Entries shown:
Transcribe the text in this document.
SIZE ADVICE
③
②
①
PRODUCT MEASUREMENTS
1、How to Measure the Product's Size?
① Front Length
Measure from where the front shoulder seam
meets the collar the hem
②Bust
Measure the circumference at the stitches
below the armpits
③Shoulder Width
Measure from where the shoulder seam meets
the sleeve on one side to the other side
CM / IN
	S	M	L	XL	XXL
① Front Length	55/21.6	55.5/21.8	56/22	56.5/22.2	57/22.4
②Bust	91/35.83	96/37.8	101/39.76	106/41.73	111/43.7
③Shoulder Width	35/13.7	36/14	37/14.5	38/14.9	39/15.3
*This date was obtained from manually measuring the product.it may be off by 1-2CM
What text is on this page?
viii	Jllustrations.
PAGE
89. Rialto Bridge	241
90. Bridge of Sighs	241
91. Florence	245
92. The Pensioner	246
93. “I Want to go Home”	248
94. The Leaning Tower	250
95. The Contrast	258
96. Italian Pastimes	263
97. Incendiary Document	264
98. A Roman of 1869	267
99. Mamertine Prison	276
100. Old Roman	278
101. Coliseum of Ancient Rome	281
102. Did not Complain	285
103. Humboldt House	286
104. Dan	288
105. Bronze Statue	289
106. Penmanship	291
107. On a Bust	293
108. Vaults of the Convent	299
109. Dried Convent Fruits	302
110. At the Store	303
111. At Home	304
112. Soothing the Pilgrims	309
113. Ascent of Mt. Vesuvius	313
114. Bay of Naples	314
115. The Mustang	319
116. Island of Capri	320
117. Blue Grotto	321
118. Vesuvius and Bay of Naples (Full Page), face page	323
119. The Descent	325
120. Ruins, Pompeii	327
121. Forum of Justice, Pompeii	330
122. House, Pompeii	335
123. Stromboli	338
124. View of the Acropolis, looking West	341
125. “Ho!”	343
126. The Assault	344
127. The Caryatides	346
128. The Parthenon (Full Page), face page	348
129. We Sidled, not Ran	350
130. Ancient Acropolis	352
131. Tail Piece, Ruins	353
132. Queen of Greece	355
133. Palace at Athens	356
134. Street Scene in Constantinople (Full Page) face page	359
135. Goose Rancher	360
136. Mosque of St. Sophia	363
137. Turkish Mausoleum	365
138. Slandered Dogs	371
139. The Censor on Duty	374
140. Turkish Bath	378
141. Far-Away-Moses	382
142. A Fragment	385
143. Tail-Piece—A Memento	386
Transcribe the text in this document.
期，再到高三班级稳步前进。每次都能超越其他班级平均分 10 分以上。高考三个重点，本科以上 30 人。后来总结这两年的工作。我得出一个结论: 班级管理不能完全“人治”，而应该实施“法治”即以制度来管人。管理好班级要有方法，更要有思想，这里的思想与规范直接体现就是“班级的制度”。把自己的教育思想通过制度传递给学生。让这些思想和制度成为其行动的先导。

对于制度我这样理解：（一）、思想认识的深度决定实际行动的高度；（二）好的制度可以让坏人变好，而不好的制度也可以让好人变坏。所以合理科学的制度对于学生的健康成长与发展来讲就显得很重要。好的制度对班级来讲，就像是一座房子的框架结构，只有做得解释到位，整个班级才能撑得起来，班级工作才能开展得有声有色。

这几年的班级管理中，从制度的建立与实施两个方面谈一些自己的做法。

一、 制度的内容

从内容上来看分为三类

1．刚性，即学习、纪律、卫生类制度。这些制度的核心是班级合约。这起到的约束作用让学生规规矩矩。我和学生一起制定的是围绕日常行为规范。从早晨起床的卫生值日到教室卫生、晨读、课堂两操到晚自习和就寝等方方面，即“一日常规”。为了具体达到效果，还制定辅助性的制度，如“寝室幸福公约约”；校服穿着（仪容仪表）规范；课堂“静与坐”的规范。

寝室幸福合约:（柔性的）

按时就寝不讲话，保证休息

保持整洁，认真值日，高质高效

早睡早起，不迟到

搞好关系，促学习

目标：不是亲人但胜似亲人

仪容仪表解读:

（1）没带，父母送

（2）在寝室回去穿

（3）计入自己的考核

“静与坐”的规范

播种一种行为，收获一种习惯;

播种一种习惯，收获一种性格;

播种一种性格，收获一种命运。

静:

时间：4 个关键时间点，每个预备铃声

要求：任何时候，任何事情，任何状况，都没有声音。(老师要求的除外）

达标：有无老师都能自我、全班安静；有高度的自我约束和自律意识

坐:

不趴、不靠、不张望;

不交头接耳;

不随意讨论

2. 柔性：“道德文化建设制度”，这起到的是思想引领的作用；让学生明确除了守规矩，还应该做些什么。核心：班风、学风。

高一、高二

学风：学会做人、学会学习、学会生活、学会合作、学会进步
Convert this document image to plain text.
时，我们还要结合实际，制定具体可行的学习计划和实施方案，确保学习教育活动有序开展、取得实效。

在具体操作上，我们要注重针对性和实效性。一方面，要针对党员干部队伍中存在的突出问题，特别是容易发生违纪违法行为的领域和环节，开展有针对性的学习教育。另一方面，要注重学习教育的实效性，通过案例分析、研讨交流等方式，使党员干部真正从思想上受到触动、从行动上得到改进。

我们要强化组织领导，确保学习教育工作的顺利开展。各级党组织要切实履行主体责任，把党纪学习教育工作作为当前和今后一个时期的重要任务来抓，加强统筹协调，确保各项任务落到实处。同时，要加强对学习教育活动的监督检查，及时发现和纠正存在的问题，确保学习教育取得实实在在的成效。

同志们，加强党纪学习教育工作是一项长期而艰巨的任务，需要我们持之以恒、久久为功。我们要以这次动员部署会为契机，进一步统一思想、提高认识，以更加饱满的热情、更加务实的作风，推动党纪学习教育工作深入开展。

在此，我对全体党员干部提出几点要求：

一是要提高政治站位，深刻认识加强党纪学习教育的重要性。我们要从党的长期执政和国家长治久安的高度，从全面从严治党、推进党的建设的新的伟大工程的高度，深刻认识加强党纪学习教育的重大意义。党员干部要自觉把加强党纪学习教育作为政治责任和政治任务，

Given exercise: From the first line to the last, retype the data exactly.

Solution to this exercise:
Transcribe the text in this document.
SIZE ADVICE
③
②
①
PRODUCT MEASUREMENTS
1、How to Measure the Product's Size?
① Front Length
Measure from where the front shoulder seam
meets the collar the hem
②Bust
Measure the circumference at the stitches
below the armpits
③Shoulder Width
Measure from where the shoulder seam meets
the sleeve on one side to the other side
CM / IN
	S	M	L	XL	XXL
① Front Length	55/21.6	55.5/21.8	56/22	56.5/22.2	57/22.4
②Bust	91/35.83	96/37.8	101/39.76	106/41.73	111/43.7
③Shoulder Width	35/13.7	36/14	37/14.5	38/14.9	39/15.3
*This date was obtained from manually measuring the product.it may be off by 1-2CM
What text is on this page?
viii	Jllustrations.
PAGE
89. Rialto Bridge	241
90. Bridge of Sighs	241
91. Florence	245
92. The Pensioner	246
93. “I Want to go Home”	248
94. The Leaning Tower	250
95. The Contrast	258
96. Italian Pastimes	263
97. Incendiary Document	264
98. A Roman of 1869	267
99. Mamertine Prison	276
100. Old Roman	278
101. Coliseum of Ancient Rome	281
102. Did not Complain	285
103. Humboldt House	286
104. Dan	288
105. Bronze Statue	289
106. Penmanship	291
107. On a Bust	293
108. Vaults of the Convent	299
109. Dried Convent Fruits	302
110. At the Store	303
111. At Home	304
112. Soothing the Pilgrims	309
113. Ascent of Mt. Vesuvius	313
114. Bay of Naples	314
115. The Mustang	319
116. Island of Capri	320
117. Blue Grotto	321
118. Vesuvius and Bay of Naples (Full Page), face page	323
119. The Descent	325
120. Ruins, Pompeii	327
121. Forum of Justice, Pompeii	330
122. House, Pompeii	335
123. Stromboli	338
124. View of the Acropolis, looking West	341
125. “Ho!”	343
126. The Assault	344
127. The Caryatides	346
128. The Parthenon (Full Page), face page	348
129. We Sidled, not Ran	350
130. Ancient Acropolis	352
131. Tail Piece, Ruins	353
132. Queen of Greece	355
133. Palace at Athens	356
134. Street Scene in Constantinople (Full Page) face page	359
135. Goose Rancher	360
136. Mosque of St. Sophia	363
137. Turkish Mausoleum	365
138. Slandered Dogs	371
139. The Censor on Duty	374
140. Turkish Bath	378
141. Far-Away-Moses	382
142. A Fragment	385
143. Tail-Piece—A Memento	386
Transcribe the text in this document.
期，再到高三班级稳步前进。每次都能超越其他班级平均分 10 分以上。高考三个重点，本科以上 30 人。后来总结这两年的工作。我得出一个结论: 班级管理不能完全“人治”，而应该实施“法治”即以制度来管人。管理好班级要有方法，更要有思想，这里的思想与规范直接体现就是“班级的制度”。把自己的教育思想通过制度传递给学生。让这些思想和制度成为其行动的先导。

对于制度我这样理解：（一）、思想认识的深度决定实际行动的高度；（二）好的制度可以让坏人变好，而不好的制度也可以让好人变坏。所以合理科学的制度对于学生的健康成长与发展来讲就显得很重要。好的制度对班级来讲，就像是一座房子的框架结构，只有做得解释到位，整个班级才能撑得起来，班级工作才能开展得有声有色。

这几年的班级管理中，从制度的建立与实施两个方面谈一些自己的做法。

一、 制度的内容

从内容上来看分为三类

1．刚性，即学习、纪律、卫生类制度。这些制度的核心是班级合约。这起到的约束作用让学生规规矩矩。我和学生一起制定的是围绕日常行为规范。从早晨起床的卫生值日到教室卫生、晨读、课堂两操到晚自习和就寝等方方面，即“一日常规”。为了具体达到效果，还制定辅助性的制度，如“寝室幸福公约约”；校服穿着（仪容仪表）规范；课堂“静与坐”的规范。

寝室幸福合约:（柔性的）

按时就寝不讲话，保证休息

保持整洁，认真值日，高质高效

早睡早起，不迟到

搞好关系，促学习

目标：不是亲人但胜似亲人

仪容仪表解读:

（1）没带，父母送

（2）在寝室回去穿

（3）计入自己的考核

“静与坐”的规范

播种一种行为，收获一种习惯;

播种一种习惯，收获一种性格;

播种一种性格，收获一种命运。

静:

时间：4 个关键时间点，每个预备铃声

要求：任何时候，任何事情，任何状况，都没有声音。(老师要求的除外）

达标：有无老师都能自我、全班安静；有高度的自我约束和自律意识

坐:

不趴、不靠、不张望;

不交头接耳;

不随意讨论

2. 柔性：“道德文化建设制度”，这起到的是思想引领的作用；让学生明确除了守规矩，还应该做些什么。核心：班风、学风。

高一、高二

学风：学会做人、学会学习、学会生活、学会合作、学会进步
Convert this document image to plain text.
时，我们还要结合实际，制定具体可行的学习计划和实施方案，确保学习教育活动有序开展、取得实效。

在具体操作上，我们要注重针对性和实效性。一方面，要针对党员干部队伍中存在的突出问题，特别是容易发生违纪违法行为的领域和环节，开展有针对性的学习教育。另一方面，要注重学习教育的实效性，通过案例分析、研讨交流等方式，使党员干部真正从思想上受到触动、从行动上得到改进。

我们要强化组织领导，确保学习教育工作的顺利开展。各级党组织要切实履行主体责任，把党纪学习教育工作作为当前和今后一个时期的重要任务来抓，加强统筹协调，确保各项任务落到实处。同时，要加强对学习教育活动的监督检查，及时发现和纠正存在的问题，确保学习教育取得实实在在的成效。

同志们，加强党纪学习教育工作是一项长期而艰巨的任务，需要我们持之以恒、久久为功。我们要以这次动员部署会为契机，进一步统一思想、提高认识，以更加饱满的热情、更加务实的作风，推动党纪学习教育工作深入开展。

在此，我对全体党员干部提出几点要求：

一是要提高政治站位，深刻认识加强党纪学习教育的重要性。我们要从党的长期执政和国家长治久安的高度，从全面从严治党、推进党的建设的新的伟大工程的高度，深刻认识加强党纪学习教育的重大意义。党员干部要自觉把加强党纪学习教育作为政治责任和政治任务，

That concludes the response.